Data entries:
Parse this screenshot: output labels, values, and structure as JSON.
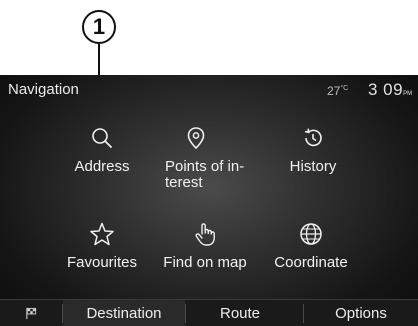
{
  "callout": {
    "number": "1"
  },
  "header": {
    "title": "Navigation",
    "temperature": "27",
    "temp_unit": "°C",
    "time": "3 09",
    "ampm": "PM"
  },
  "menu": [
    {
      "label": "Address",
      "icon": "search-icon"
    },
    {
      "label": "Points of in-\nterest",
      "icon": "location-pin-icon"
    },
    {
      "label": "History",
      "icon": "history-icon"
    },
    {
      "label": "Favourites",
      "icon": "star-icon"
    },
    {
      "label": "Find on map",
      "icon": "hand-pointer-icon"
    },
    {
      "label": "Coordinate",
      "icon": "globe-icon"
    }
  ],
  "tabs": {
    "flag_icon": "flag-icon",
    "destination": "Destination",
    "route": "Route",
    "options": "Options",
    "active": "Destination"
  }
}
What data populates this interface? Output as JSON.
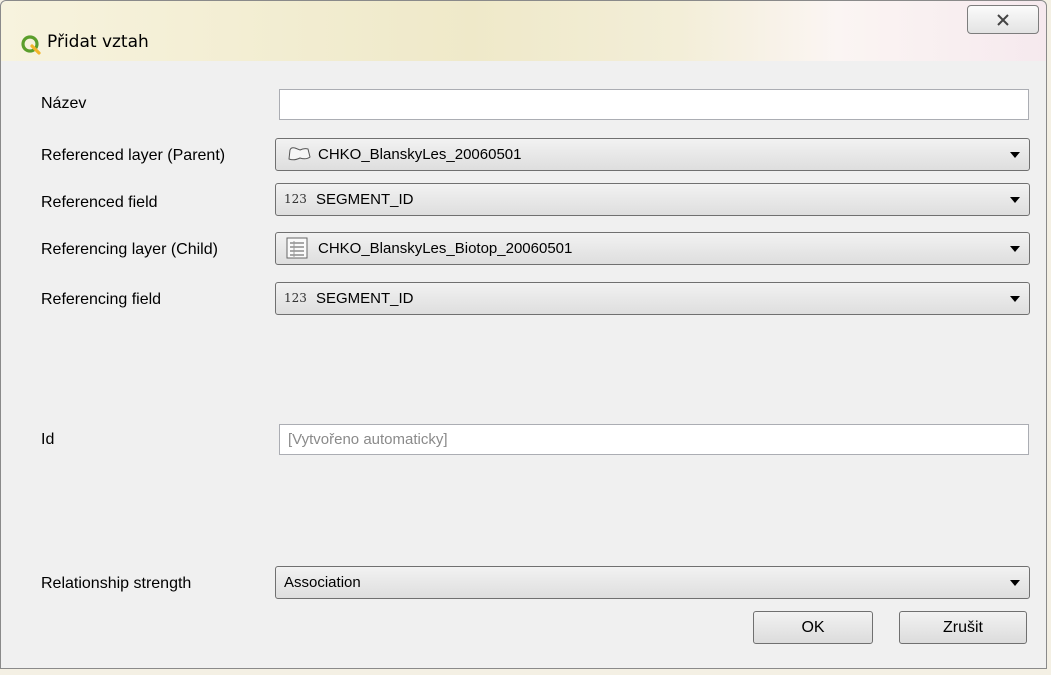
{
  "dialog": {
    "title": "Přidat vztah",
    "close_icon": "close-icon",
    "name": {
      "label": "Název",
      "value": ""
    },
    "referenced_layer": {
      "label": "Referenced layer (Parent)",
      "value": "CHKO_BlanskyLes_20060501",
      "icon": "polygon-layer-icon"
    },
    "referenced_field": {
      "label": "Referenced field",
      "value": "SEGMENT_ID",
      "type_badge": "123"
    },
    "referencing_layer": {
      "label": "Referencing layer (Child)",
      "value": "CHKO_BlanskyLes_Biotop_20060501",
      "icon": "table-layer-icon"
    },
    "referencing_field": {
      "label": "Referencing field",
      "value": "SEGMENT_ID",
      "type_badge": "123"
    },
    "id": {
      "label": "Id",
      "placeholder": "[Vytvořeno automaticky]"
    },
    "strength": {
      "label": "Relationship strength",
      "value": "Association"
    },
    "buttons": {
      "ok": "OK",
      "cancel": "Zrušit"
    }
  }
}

==

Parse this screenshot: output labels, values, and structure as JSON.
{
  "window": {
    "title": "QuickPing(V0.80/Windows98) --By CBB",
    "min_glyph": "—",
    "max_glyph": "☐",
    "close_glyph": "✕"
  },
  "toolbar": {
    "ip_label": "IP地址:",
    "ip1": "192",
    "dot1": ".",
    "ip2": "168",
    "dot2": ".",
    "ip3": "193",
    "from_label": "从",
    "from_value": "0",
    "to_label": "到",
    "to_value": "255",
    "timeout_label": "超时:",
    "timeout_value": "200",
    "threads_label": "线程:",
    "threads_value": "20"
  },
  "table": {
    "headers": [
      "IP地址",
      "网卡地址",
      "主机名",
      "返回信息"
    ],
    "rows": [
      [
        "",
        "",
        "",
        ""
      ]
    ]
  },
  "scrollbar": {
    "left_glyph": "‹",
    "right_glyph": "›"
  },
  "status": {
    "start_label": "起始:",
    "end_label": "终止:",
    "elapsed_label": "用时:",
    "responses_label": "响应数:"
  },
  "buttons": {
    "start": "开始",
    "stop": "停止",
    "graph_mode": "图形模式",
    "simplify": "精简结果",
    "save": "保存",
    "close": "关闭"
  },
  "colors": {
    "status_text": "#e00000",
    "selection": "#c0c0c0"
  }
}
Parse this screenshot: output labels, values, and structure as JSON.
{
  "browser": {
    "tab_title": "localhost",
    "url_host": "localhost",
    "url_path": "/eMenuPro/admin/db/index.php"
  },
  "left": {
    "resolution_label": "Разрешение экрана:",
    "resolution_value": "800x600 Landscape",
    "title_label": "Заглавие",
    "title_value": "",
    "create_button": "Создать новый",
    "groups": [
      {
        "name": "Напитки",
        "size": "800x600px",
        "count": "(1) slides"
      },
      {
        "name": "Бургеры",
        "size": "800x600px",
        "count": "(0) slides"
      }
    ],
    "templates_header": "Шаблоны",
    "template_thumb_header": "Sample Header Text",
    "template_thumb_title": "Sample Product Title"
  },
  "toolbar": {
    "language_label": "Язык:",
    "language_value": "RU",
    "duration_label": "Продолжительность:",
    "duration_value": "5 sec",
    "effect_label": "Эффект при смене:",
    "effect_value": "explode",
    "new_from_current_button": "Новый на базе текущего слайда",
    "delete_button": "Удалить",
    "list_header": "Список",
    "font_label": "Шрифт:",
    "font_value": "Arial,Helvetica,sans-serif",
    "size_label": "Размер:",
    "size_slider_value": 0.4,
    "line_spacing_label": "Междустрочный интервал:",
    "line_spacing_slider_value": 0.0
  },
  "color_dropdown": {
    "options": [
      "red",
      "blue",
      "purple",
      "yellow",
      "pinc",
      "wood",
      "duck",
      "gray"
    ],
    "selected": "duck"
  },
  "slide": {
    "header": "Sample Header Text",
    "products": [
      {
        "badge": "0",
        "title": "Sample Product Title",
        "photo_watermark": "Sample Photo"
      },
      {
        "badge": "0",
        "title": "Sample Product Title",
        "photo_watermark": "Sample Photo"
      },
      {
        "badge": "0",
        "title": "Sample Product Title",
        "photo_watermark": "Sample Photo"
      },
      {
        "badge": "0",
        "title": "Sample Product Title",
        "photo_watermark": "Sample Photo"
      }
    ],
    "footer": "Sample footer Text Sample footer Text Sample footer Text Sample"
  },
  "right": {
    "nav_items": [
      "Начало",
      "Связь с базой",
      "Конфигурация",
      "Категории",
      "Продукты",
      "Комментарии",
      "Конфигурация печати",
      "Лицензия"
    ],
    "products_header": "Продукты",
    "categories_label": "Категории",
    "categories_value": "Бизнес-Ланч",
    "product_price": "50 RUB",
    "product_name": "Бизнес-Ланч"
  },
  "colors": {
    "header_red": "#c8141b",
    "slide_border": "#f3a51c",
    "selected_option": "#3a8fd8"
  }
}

--

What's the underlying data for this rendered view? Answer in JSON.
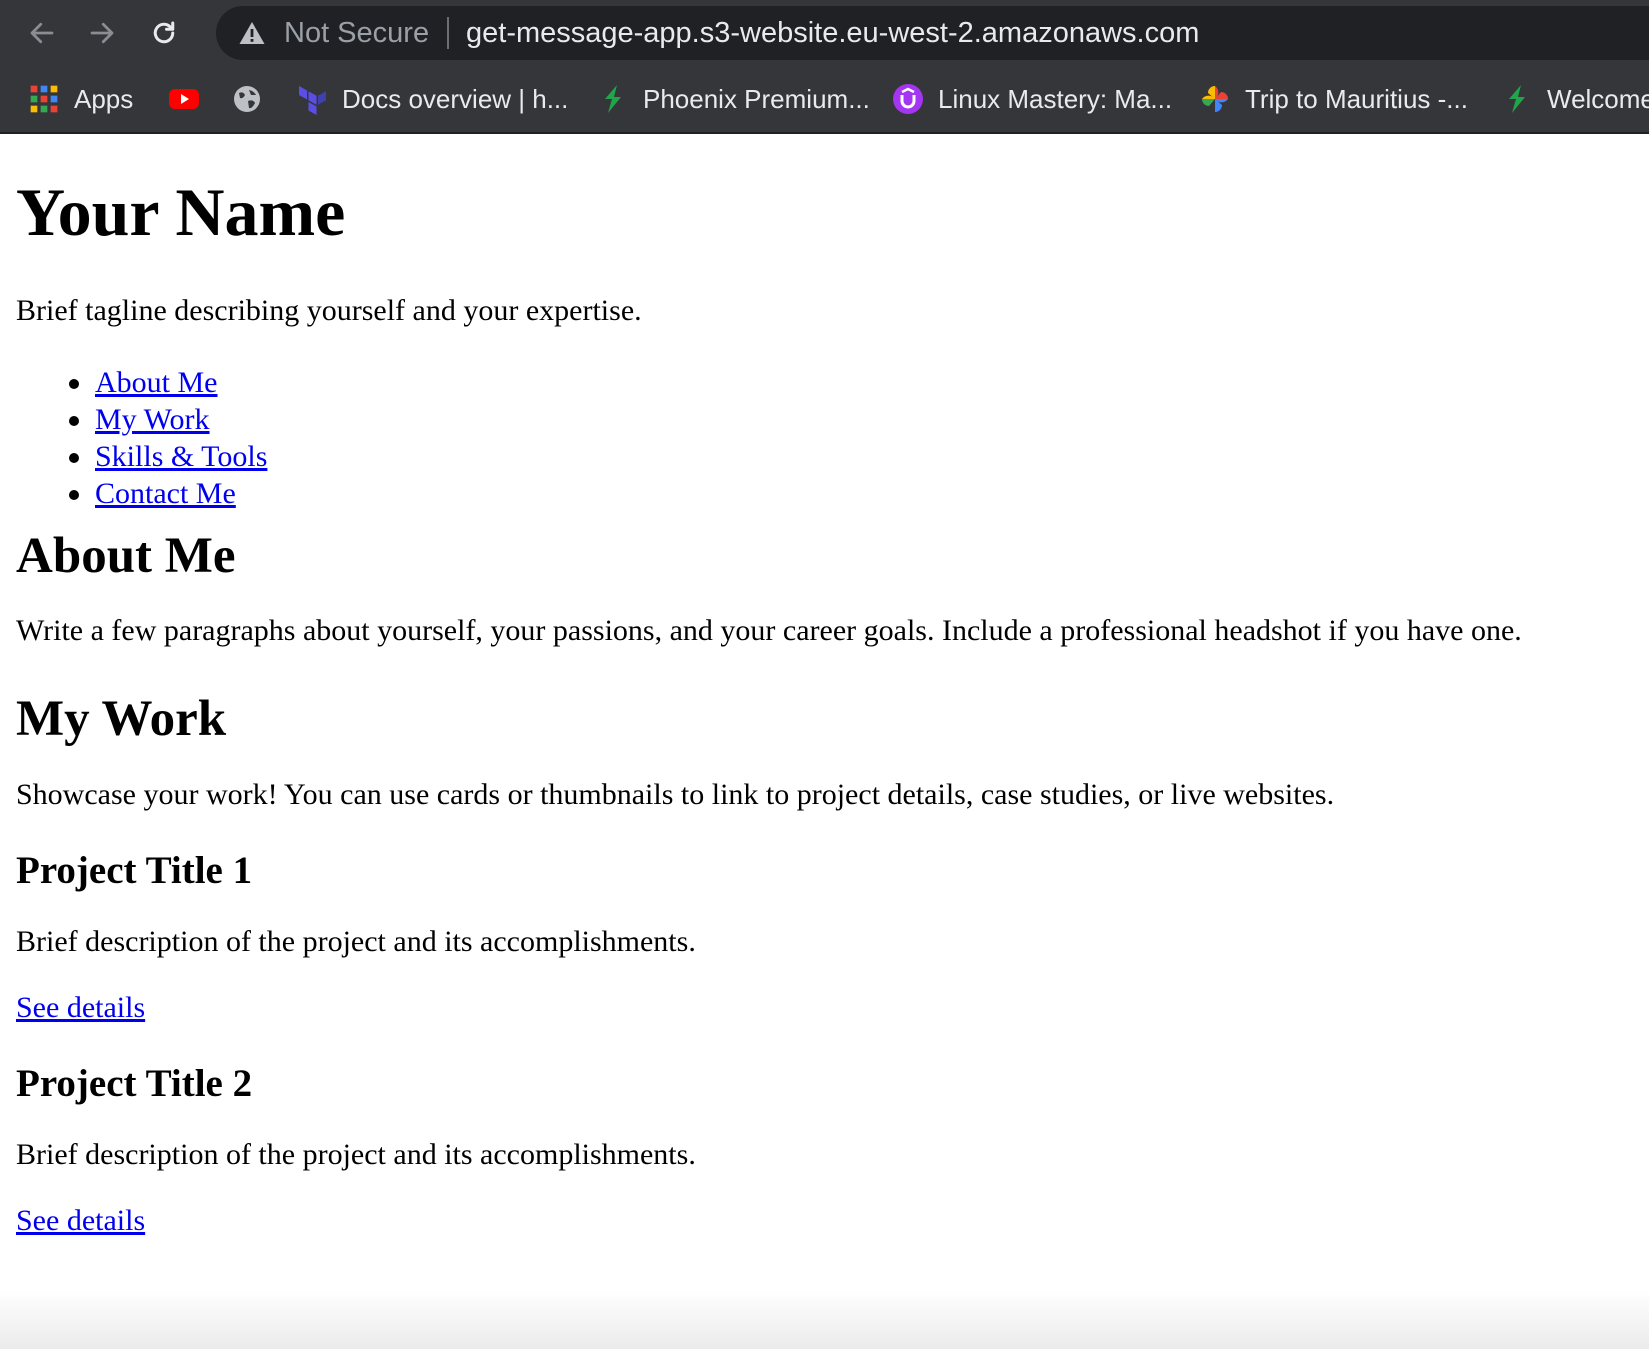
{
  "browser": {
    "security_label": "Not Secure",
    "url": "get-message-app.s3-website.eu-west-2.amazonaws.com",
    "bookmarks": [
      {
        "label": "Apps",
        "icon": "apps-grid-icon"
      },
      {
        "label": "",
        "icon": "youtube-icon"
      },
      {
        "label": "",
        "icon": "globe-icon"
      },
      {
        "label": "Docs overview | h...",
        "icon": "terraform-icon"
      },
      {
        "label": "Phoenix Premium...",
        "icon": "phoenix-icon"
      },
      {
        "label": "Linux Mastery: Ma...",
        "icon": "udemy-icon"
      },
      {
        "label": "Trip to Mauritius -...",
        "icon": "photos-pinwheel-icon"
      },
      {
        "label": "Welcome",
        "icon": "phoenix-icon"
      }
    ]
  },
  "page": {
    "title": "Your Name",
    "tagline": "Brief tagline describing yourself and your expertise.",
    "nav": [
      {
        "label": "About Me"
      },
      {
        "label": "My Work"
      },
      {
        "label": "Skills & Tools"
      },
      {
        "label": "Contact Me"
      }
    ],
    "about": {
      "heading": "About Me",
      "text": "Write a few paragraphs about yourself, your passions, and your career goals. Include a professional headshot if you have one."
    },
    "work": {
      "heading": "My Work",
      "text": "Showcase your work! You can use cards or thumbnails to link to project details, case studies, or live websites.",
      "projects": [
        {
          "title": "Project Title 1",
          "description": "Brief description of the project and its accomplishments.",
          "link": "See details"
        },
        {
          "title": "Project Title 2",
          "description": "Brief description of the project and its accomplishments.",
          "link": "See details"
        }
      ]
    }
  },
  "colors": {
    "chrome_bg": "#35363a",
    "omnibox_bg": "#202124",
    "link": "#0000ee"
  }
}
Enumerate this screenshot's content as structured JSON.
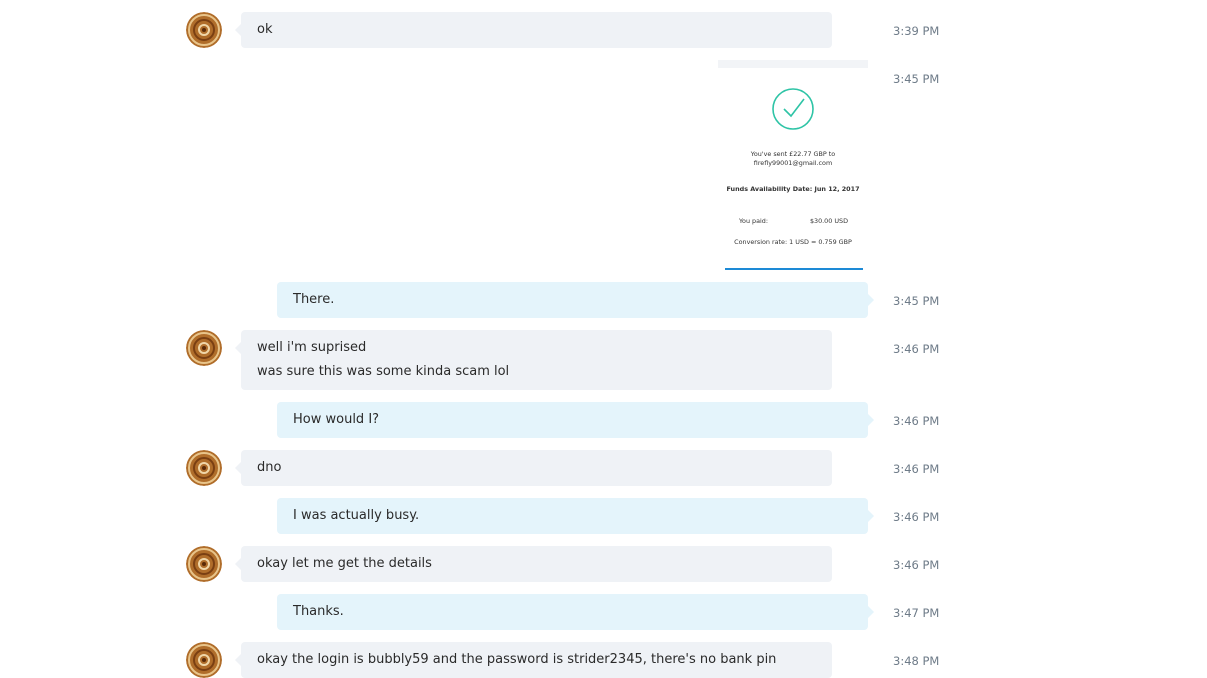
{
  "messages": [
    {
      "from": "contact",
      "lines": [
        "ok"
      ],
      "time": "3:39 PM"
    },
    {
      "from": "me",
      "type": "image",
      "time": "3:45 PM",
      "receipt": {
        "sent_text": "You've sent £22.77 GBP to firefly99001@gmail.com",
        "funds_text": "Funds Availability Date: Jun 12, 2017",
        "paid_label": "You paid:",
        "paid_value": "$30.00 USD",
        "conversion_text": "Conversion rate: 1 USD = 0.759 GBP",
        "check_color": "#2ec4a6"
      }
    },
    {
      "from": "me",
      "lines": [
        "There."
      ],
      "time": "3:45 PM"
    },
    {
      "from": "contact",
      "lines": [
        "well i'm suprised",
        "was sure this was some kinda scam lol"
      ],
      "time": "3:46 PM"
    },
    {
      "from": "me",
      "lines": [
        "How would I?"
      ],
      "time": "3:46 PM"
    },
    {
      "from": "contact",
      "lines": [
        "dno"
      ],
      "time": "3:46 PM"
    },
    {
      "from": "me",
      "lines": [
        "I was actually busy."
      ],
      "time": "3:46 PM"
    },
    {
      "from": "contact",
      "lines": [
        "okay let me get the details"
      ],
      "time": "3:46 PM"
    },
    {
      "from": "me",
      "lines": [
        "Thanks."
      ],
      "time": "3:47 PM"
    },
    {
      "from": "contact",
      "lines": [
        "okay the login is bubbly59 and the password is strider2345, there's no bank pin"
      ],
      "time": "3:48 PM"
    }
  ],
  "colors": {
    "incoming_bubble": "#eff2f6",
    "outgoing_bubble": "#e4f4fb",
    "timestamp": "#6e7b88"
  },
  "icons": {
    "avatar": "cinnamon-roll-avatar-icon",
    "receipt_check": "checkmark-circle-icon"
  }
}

# Short task:
Leave out every line without the string "Бизнес" and copy the rest.

# Exercise response:
    "categories_value": "Бизнес-Ланч",
    "product_name": "Бизнес-Ланч"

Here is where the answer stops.